| SOURCE MATERIAL |
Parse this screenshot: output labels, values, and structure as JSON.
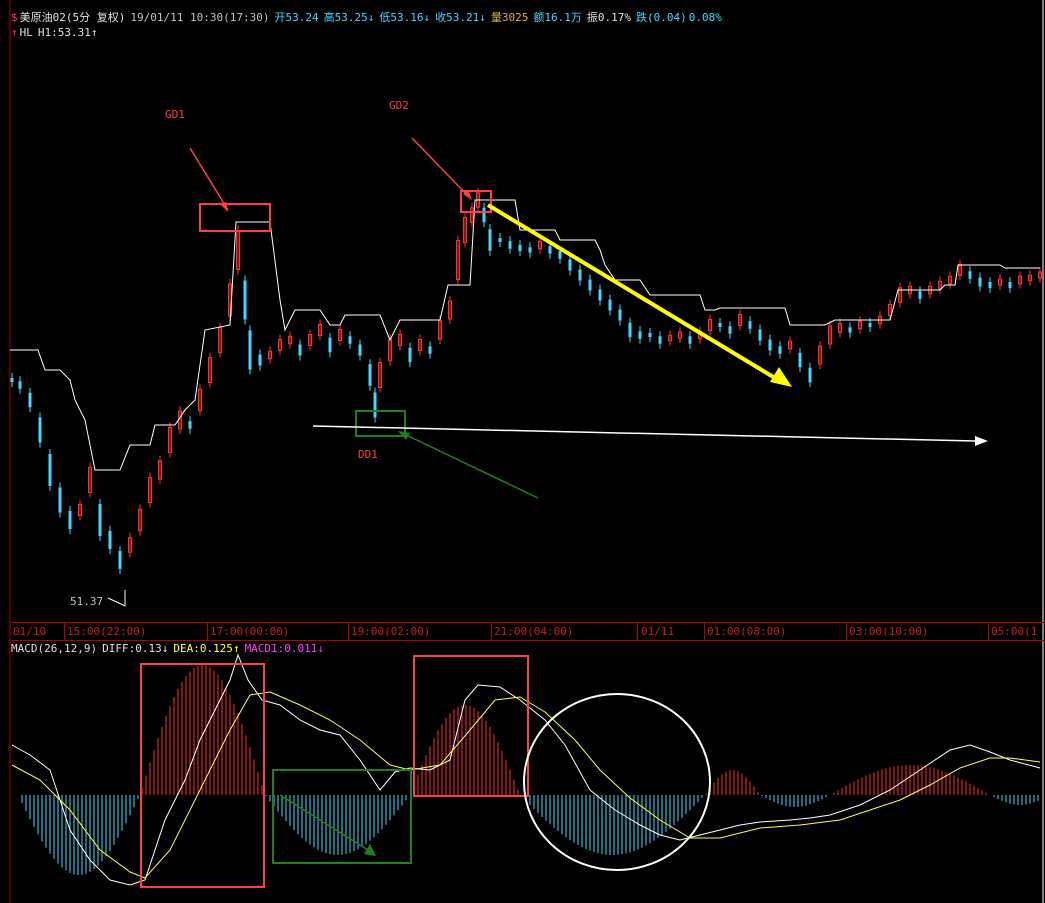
{
  "header": {
    "title": "美原油02(5分 复权)",
    "datetime": "19/01/11 10:30(17:30)",
    "open": "开53.24",
    "high": "高53.25",
    "low": "低53.16",
    "close": "收53.21",
    "volume": "量3025",
    "amount": "额16.1万",
    "amplitude": "振0.17%",
    "change": "跌(0.04)",
    "change_pct": "0.08%"
  },
  "indicator_line": {
    "name": "HL",
    "value": "H1:53.31"
  },
  "price_panel": {
    "low_label": "51.37",
    "annotations": [
      "GD1",
      "GD2",
      "DD1"
    ]
  },
  "time_axis": {
    "labels": [
      "01/10",
      "15:00(22:00)",
      "17:00(00:00)",
      "19:00(02:00)",
      "21:00(04:00)",
      "01/11",
      "01:00(08:00)",
      "03:00(10:00)",
      "05:00(1"
    ]
  },
  "macd_header": {
    "name": "MACD(26,12,9)",
    "diff": "DIFF:0.13",
    "dea": "DEA:0.125",
    "macd": "MACD1:0.011"
  },
  "colors": {
    "up": "#ff3030",
    "down": "#40d8ff",
    "hl_line": "#ffffff",
    "dea_line": "#ffff40",
    "arrow_yellow": "#ffff00",
    "box_red": "#ff4040",
    "box_green": "#208020"
  },
  "icons": {
    "down_arrow": "down-arrow-icon",
    "up_arrow": "up-arrow-icon",
    "dollar": "dollar-icon"
  }
}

| SET PROBLEM |
Pictures in the records above should not be copied. Repeat everything else exactly.

| RESPONSE TO THIS EXERCISE |
Parse this screenshot: output labels, values, and structure as JSON.
{
  "header": {
    "title": "美原油02(5分 复权)",
    "datetime": "19/01/11 10:30(17:30)",
    "open": "开53.24",
    "high": "高53.25",
    "low": "低53.16",
    "close": "收53.21",
    "volume": "量3025",
    "amount": "额16.1万",
    "amplitude": "振0.17%",
    "change": "跌(0.04)",
    "change_pct": "0.08%"
  },
  "indicator_line": {
    "name": "HL",
    "value": "H1:53.31"
  },
  "price_panel": {
    "low_label": "51.37",
    "annotations": [
      "GD1",
      "GD2",
      "DD1"
    ]
  },
  "time_axis": {
    "labels": [
      "01/10",
      "15:00(22:00)",
      "17:00(00:00)",
      "19:00(02:00)",
      "21:00(04:00)",
      "01/11",
      "01:00(08:00)",
      "03:00(10:00)",
      "05:00(1"
    ]
  },
  "macd_header": {
    "name": "MACD(26,12,9)",
    "diff": "DIFF:0.13",
    "dea": "DEA:0.125",
    "macd": "MACD1:0.011"
  },
  "colors": {
    "up": "#ff3030",
    "down": "#40d8ff",
    "hl_line": "#ffffff",
    "dea_line": "#ffff40",
    "arrow_yellow": "#ffff00",
    "box_red": "#ff4040",
    "box_green": "#208020"
  },
  "icons": {
    "down_arrow": "down-arrow-icon",
    "up_arrow": "up-arrow-icon",
    "dollar": "dollar-icon"
  }
}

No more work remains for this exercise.